### INPUT ROWS ###
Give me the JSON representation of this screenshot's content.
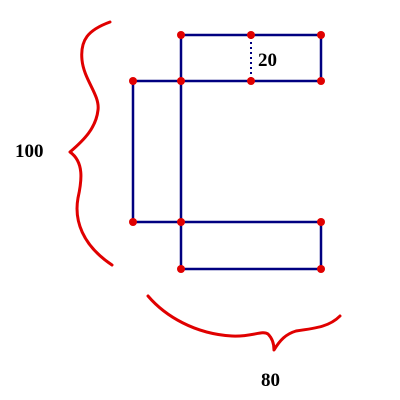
{
  "labels": {
    "height": "100",
    "width": "80",
    "gap": "20"
  },
  "colors": {
    "outline": "#000080",
    "vertex": "#e00000",
    "brace": "#e00000",
    "label": "#000000",
    "background": "#ffffff"
  }
}
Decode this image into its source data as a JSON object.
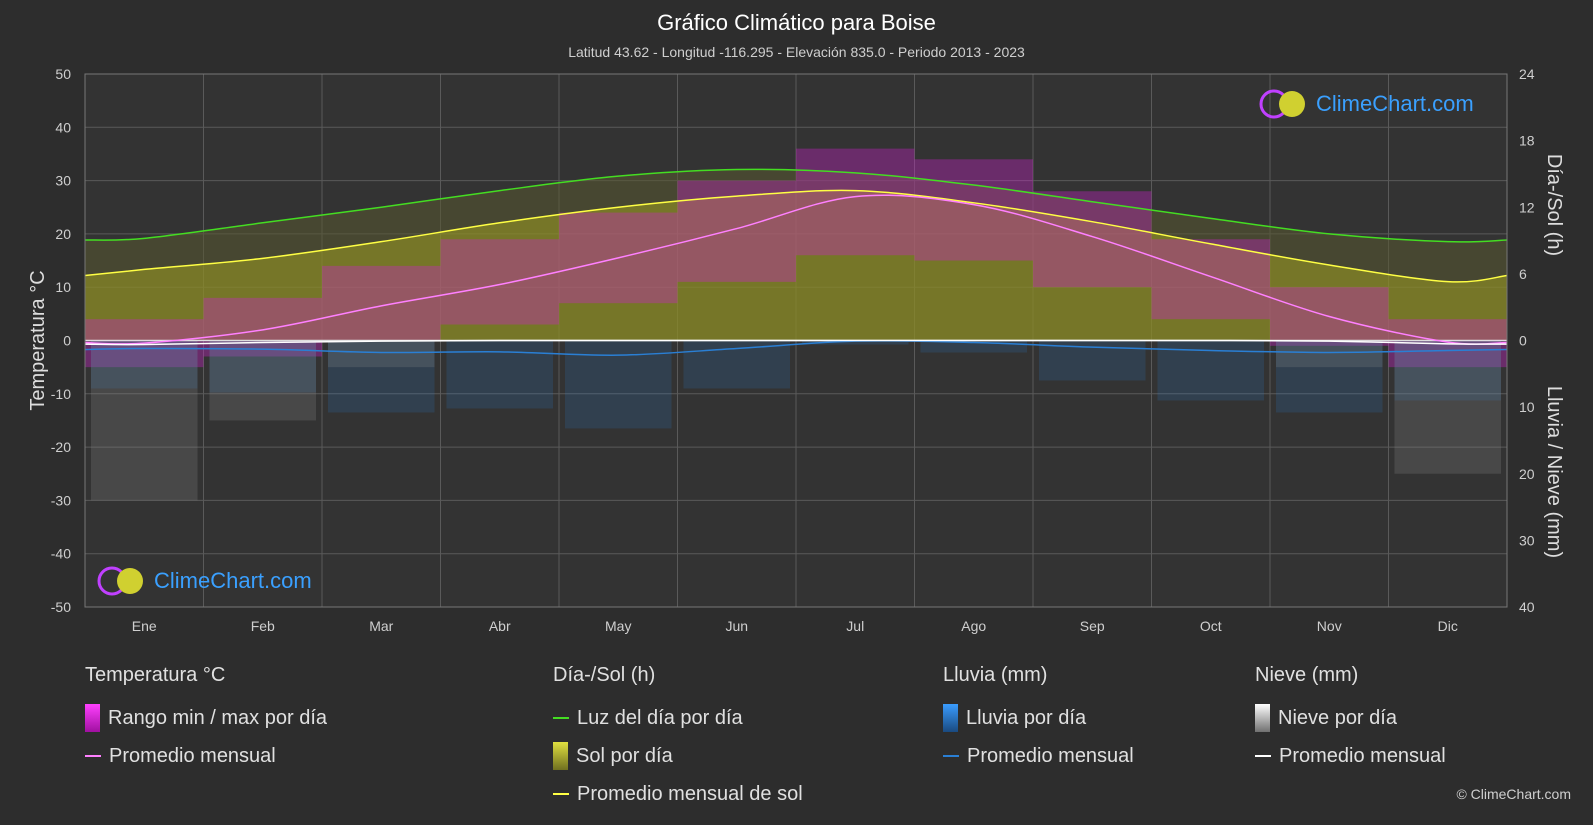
{
  "header": {
    "title": "Gráfico Climático para Boise",
    "subtitle": "Latitud 43.62 - Longitud -116.295 - Elevación 835.0 - Periodo 2013 - 2023"
  },
  "axes": {
    "left_label": "Temperatura °C",
    "right_top_label": "Día-/Sol (h)",
    "right_bottom_label": "Lluvia / Nieve (mm)"
  },
  "logo": {
    "text": "ClimeChart.com"
  },
  "copyright": "© ClimeChart.com",
  "legend": {
    "temperature": {
      "title": "Temperatura °C",
      "range": "Rango min / max por día",
      "avg": "Promedio mensual"
    },
    "sun": {
      "title": "Día-/Sol (h)",
      "daylight": "Luz del día por día",
      "sun_per_day": "Sol por día",
      "sun_avg": "Promedio mensual de sol"
    },
    "rain": {
      "title": "Lluvia (mm)",
      "per_day": "Lluvia por día",
      "avg": "Promedio mensual"
    },
    "snow": {
      "title": "Nieve (mm)",
      "per_day": "Nieve por día",
      "avg": "Promedio mensual"
    }
  },
  "colors": {
    "background": "#2d2d2d",
    "grid": "#5a5a5a",
    "temp_range": "#d020d0",
    "temp_avg": "#ff80ff",
    "daylight": "#44dd22",
    "sun": "#b0b020",
    "sun_avg": "#ffff44",
    "rain": "#2a7fd4",
    "snow": "#ffffff"
  },
  "chart_data": {
    "type": "line",
    "categories": [
      "Ene",
      "Feb",
      "Mar",
      "Abr",
      "May",
      "Jun",
      "Jul",
      "Ago",
      "Sep",
      "Oct",
      "Nov",
      "Dic"
    ],
    "left_axis": {
      "label": "Temperatura °C",
      "ylim": [
        -50,
        50
      ],
      "ticks": [
        50,
        40,
        30,
        20,
        10,
        0,
        -10,
        -20,
        -30,
        -40,
        -50
      ]
    },
    "right_axis_top": {
      "label": "Día-/Sol (h)",
      "ylim": [
        0,
        24
      ],
      "ticks": [
        24,
        18,
        12,
        6,
        0
      ]
    },
    "right_axis_bottom": {
      "label": "Lluvia / Nieve (mm)",
      "ylim": [
        0,
        40
      ],
      "ticks": [
        0,
        10,
        20,
        30,
        40
      ]
    },
    "grid": true,
    "series": [
      {
        "name": "Luz del día por día",
        "axis": "hours",
        "values": [
          9.2,
          10.6,
          12.0,
          13.5,
          14.8,
          15.4,
          15.1,
          14.0,
          12.5,
          11.0,
          9.6,
          8.9
        ]
      },
      {
        "name": "Promedio mensual de sol",
        "axis": "hours",
        "values": [
          6.4,
          7.4,
          8.9,
          10.6,
          12.0,
          13.0,
          13.5,
          12.4,
          10.7,
          8.7,
          6.8,
          5.3
        ]
      },
      {
        "name": "Promedio mensual (Temperatura)",
        "axis": "temperature",
        "values": [
          -0.5,
          2.0,
          6.5,
          10.5,
          15.5,
          21.0,
          27.0,
          25.5,
          19.5,
          12.0,
          4.5,
          -0.3
        ]
      },
      {
        "name": "Promedio mensual (Lluvia)",
        "axis": "precip",
        "values": [
          1.2,
          1.3,
          1.8,
          1.7,
          2.2,
          1.2,
          0.1,
          0.3,
          1.0,
          1.5,
          1.8,
          1.5
        ]
      },
      {
        "name": "Promedio mensual (Nieve)",
        "axis": "precip",
        "values": [
          0.6,
          0.3,
          0.1,
          0.0,
          0.0,
          0.0,
          0.0,
          0.0,
          0.0,
          0.0,
          0.1,
          0.5
        ]
      },
      {
        "name": "Rango min / max por día (max)",
        "axis": "temperature",
        "values": [
          4,
          8,
          14,
          19,
          24,
          30,
          36,
          34,
          28,
          19,
          10,
          4
        ]
      },
      {
        "name": "Rango min / max por día (min)",
        "axis": "temperature",
        "values": [
          -5,
          -3,
          0,
          3,
          7,
          11,
          16,
          15,
          10,
          4,
          -1,
          -5
        ]
      }
    ]
  }
}
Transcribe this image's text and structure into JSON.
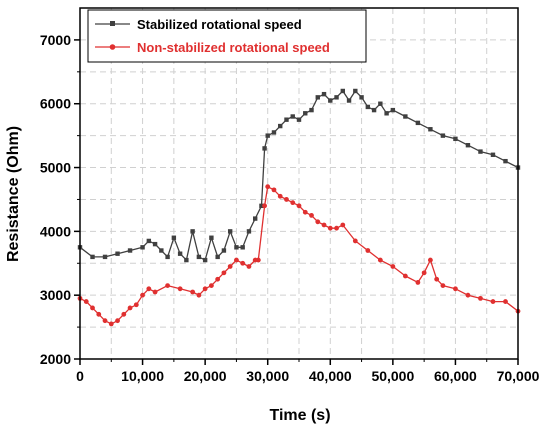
{
  "chart_data": {
    "type": "line",
    "xlabel": "Time (s)",
    "ylabel": "Resistance (Ohm)",
    "xlim": [
      0,
      70000
    ],
    "ylim": [
      2000,
      7500
    ],
    "x_ticks": [
      0,
      10000,
      20000,
      30000,
      40000,
      50000,
      60000,
      70000
    ],
    "x_tick_labels": [
      "0",
      "10,000",
      "20,000",
      "30,000",
      "40,000",
      "50,000",
      "60,000",
      "70,000"
    ],
    "y_ticks": [
      2000,
      3000,
      4000,
      5000,
      6000,
      7000
    ],
    "y_tick_labels": [
      "2000",
      "3000",
      "4000",
      "5000",
      "6000",
      "7000"
    ],
    "grid": true,
    "legend_position": "top-left",
    "series": [
      {
        "name": "Stabilized rotational speed",
        "color": "#404040",
        "marker": "square",
        "x": [
          0,
          2000,
          4000,
          6000,
          8000,
          10000,
          11000,
          12000,
          13000,
          14000,
          15000,
          16000,
          17000,
          18000,
          19000,
          20000,
          21000,
          22000,
          23000,
          24000,
          25000,
          26000,
          27000,
          28000,
          29000,
          29500,
          30000,
          31000,
          32000,
          33000,
          34000,
          35000,
          36000,
          37000,
          38000,
          39000,
          40000,
          41000,
          42000,
          43000,
          44000,
          45000,
          46000,
          47000,
          48000,
          49000,
          50000,
          52000,
          54000,
          56000,
          58000,
          60000,
          62000,
          64000,
          66000,
          68000,
          70000
        ],
        "y": [
          3750,
          3600,
          3600,
          3650,
          3700,
          3750,
          3850,
          3800,
          3700,
          3600,
          3900,
          3650,
          3550,
          4000,
          3600,
          3550,
          3900,
          3600,
          3700,
          4000,
          3750,
          3750,
          4000,
          4200,
          4400,
          5300,
          5500,
          5550,
          5650,
          5750,
          5800,
          5750,
          5850,
          5900,
          6100,
          6150,
          6050,
          6100,
          6200,
          6050,
          6200,
          6100,
          5950,
          5900,
          6000,
          5850,
          5900,
          5800,
          5700,
          5600,
          5500,
          5450,
          5350,
          5250,
          5200,
          5100,
          5000
        ]
      },
      {
        "name": "Non-stabilized rotational speed",
        "color": "#e03030",
        "marker": "circle",
        "x": [
          0,
          1000,
          2000,
          3000,
          4000,
          5000,
          6000,
          7000,
          8000,
          9000,
          10000,
          11000,
          12000,
          14000,
          16000,
          18000,
          19000,
          20000,
          21000,
          22000,
          23000,
          24000,
          25000,
          26000,
          27000,
          28000,
          28500,
          29500,
          30000,
          31000,
          32000,
          33000,
          34000,
          35000,
          36000,
          37000,
          38000,
          39000,
          40000,
          41000,
          42000,
          44000,
          46000,
          48000,
          50000,
          52000,
          54000,
          55000,
          56000,
          57000,
          58000,
          60000,
          62000,
          64000,
          66000,
          68000,
          70000
        ],
        "y": [
          2950,
          2900,
          2800,
          2700,
          2600,
          2550,
          2600,
          2700,
          2800,
          2850,
          3000,
          3100,
          3050,
          3150,
          3100,
          3050,
          3000,
          3100,
          3150,
          3250,
          3350,
          3450,
          3550,
          3500,
          3450,
          3550,
          3550,
          4400,
          4700,
          4650,
          4550,
          4500,
          4450,
          4400,
          4300,
          4250,
          4150,
          4100,
          4050,
          4050,
          4100,
          3850,
          3700,
          3550,
          3450,
          3300,
          3200,
          3350,
          3550,
          3250,
          3150,
          3100,
          3000,
          2950,
          2900,
          2900,
          2750
        ]
      }
    ]
  }
}
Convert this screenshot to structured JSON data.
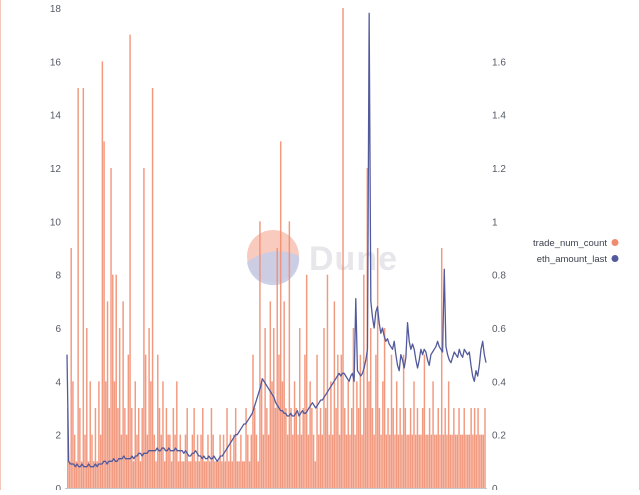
{
  "watermark": {
    "text": "Dune"
  },
  "colors": {
    "bar": "#f08c6e",
    "line": "#525a9c",
    "background": "#ffffff",
    "frame": "#f3c9bd",
    "watermark_logo_top": "#f7c2b3",
    "watermark_logo_bottom": "#c7cce6"
  },
  "chart_data": {
    "type": "bar+line",
    "title": "",
    "xlabel": "",
    "ylabel": "",
    "ylim": [
      0,
      18
    ],
    "y2lim": [
      0,
      1.8
    ],
    "yticks": [
      "0",
      "2",
      "4",
      "6",
      "8",
      "10",
      "12",
      "14",
      "16",
      "18"
    ],
    "y2ticks": [
      "0",
      "0.2",
      "0.4",
      "0.6",
      "0.8",
      "1",
      "1.2",
      "1.4",
      "1.6"
    ],
    "grid": false,
    "legend_position": "right",
    "legend": [
      {
        "label": "trade_num_count",
        "color": "#f08c6e"
      },
      {
        "label": "eth_amount_last",
        "color": "#525a9c"
      }
    ],
    "series": [
      {
        "name": "trade_num_count",
        "axis": "left",
        "kind": "bar",
        "values": [
          3,
          1,
          9,
          4,
          2,
          1,
          15,
          3,
          1,
          15,
          2,
          6,
          1,
          4,
          2,
          1,
          3,
          1,
          4,
          2,
          16,
          13,
          4,
          7,
          3,
          12,
          8,
          4,
          8,
          3,
          6,
          2,
          7,
          3,
          2,
          5,
          17,
          3,
          1,
          4,
          2,
          3,
          1,
          3,
          12,
          5,
          2,
          6,
          4,
          15,
          2,
          1,
          5,
          3,
          2,
          4,
          1,
          3,
          2,
          2,
          1,
          3,
          2,
          4,
          1,
          2,
          1,
          1,
          2,
          3,
          1,
          1,
          2,
          3,
          1,
          2,
          1,
          2,
          3,
          1,
          1,
          2,
          1,
          3,
          2,
          1,
          1,
          1,
          2,
          1,
          2,
          1,
          3,
          1,
          2,
          1,
          2,
          3,
          1,
          1,
          2,
          1,
          1,
          3,
          2,
          1,
          2,
          5,
          3,
          2,
          1,
          10,
          4,
          2,
          6,
          3,
          2,
          7,
          4,
          6,
          3,
          9,
          5,
          13,
          4,
          7,
          3,
          2,
          10,
          3,
          2,
          4,
          3,
          2,
          6,
          2,
          3,
          5,
          8,
          2,
          4,
          3,
          2,
          1,
          5,
          2,
          3,
          2,
          6,
          3,
          8,
          2,
          4,
          2,
          7,
          3,
          5,
          2,
          5,
          18,
          3,
          2,
          4,
          2,
          3,
          6,
          2,
          4,
          3,
          5,
          2,
          8,
          3,
          12,
          4,
          6,
          3,
          2,
          5,
          9,
          3,
          2,
          4,
          6,
          2,
          3,
          2,
          5,
          3,
          2,
          4,
          2,
          3,
          2,
          5,
          3,
          2,
          2,
          3,
          2,
          4,
          2,
          3,
          2,
          2,
          3,
          5,
          2,
          2,
          3,
          2,
          4,
          2,
          2,
          3,
          2,
          9,
          2,
          3,
          2,
          4,
          2,
          2,
          3,
          2,
          2,
          3,
          2,
          2,
          3,
          2,
          2,
          2,
          3,
          2,
          3,
          2,
          3,
          2,
          2,
          2,
          3
        ]
      },
      {
        "name": "eth_amount_last",
        "axis": "right",
        "kind": "line",
        "values": [
          0.5,
          0.1,
          0.09,
          0.09,
          0.09,
          0.08,
          0.09,
          0.08,
          0.08,
          0.09,
          0.08,
          0.08,
          0.08,
          0.09,
          0.08,
          0.08,
          0.08,
          0.09,
          0.08,
          0.09,
          0.09,
          0.09,
          0.1,
          0.1,
          0.09,
          0.1,
          0.1,
          0.1,
          0.11,
          0.1,
          0.1,
          0.11,
          0.11,
          0.11,
          0.12,
          0.11,
          0.11,
          0.11,
          0.11,
          0.12,
          0.11,
          0.12,
          0.12,
          0.13,
          0.13,
          0.12,
          0.13,
          0.13,
          0.13,
          0.14,
          0.14,
          0.14,
          0.14,
          0.14,
          0.15,
          0.14,
          0.14,
          0.15,
          0.15,
          0.14,
          0.14,
          0.15,
          0.14,
          0.14,
          0.14,
          0.15,
          0.14,
          0.14,
          0.14,
          0.14,
          0.13,
          0.14,
          0.13,
          0.12,
          0.12,
          0.13,
          0.13,
          0.14,
          0.13,
          0.12,
          0.12,
          0.11,
          0.12,
          0.11,
          0.11,
          0.12,
          0.11,
          0.11,
          0.12,
          0.11,
          0.1,
          0.11,
          0.12,
          0.12,
          0.13,
          0.14,
          0.15,
          0.16,
          0.17,
          0.18,
          0.19,
          0.2,
          0.2,
          0.21,
          0.22,
          0.23,
          0.24,
          0.24,
          0.25,
          0.26,
          0.27,
          0.28,
          0.3,
          0.32,
          0.34,
          0.36,
          0.38,
          0.41,
          0.4,
          0.39,
          0.38,
          0.37,
          0.36,
          0.35,
          0.34,
          0.32,
          0.31,
          0.3,
          0.29,
          0.29,
          0.28,
          0.28,
          0.27,
          0.27,
          0.28,
          0.27,
          0.27,
          0.28,
          0.29,
          0.27,
          0.28,
          0.29,
          0.28,
          0.28,
          0.29,
          0.3,
          0.31,
          0.32,
          0.31,
          0.3,
          0.31,
          0.32,
          0.33,
          0.33,
          0.34,
          0.35,
          0.36,
          0.37,
          0.38,
          0.39,
          0.4,
          0.41,
          0.42,
          0.43,
          0.42,
          0.43,
          0.43,
          0.42,
          0.41,
          0.4,
          0.42,
          0.43,
          0.4,
          0.71,
          0.44,
          0.43,
          0.42,
          0.43,
          0.45,
          0.48,
          0.52,
          1.78,
          0.7,
          0.64,
          0.6,
          0.66,
          0.68,
          0.62,
          0.58,
          0.6,
          0.57,
          0.55,
          0.56,
          0.54,
          0.53,
          0.52,
          0.55,
          0.5,
          0.46,
          0.44,
          0.5,
          0.48,
          0.45,
          0.49,
          0.62,
          0.55,
          0.52,
          0.54,
          0.52,
          0.48,
          0.45,
          0.48,
          0.52,
          0.5,
          0.52,
          0.51,
          0.48,
          0.46,
          0.5,
          0.51,
          0.52,
          0.53,
          0.55,
          0.53,
          0.52,
          0.51,
          0.82,
          0.53,
          0.5,
          0.48,
          0.47,
          0.49,
          0.51,
          0.5,
          0.49,
          0.52,
          0.5,
          0.49,
          0.52,
          0.51,
          0.5,
          0.51,
          0.46,
          0.42,
          0.4,
          0.44,
          0.42,
          0.46,
          0.52,
          0.55,
          0.5,
          0.47
        ]
      }
    ]
  }
}
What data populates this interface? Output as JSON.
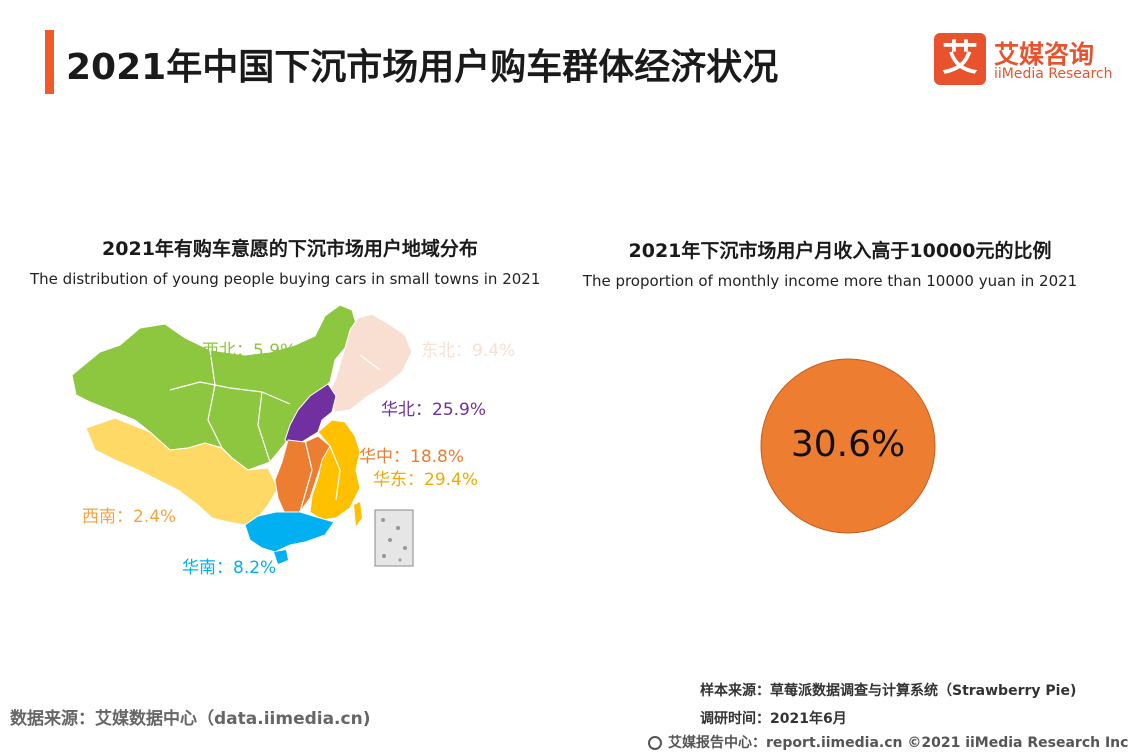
###
### TASK GOAL
Find the word "into" in the records and pull out each line that has it.

### TASK OUTPUT
Decode this image into its source data as a JSON object.
Transcribe this image's text and structure into JSON.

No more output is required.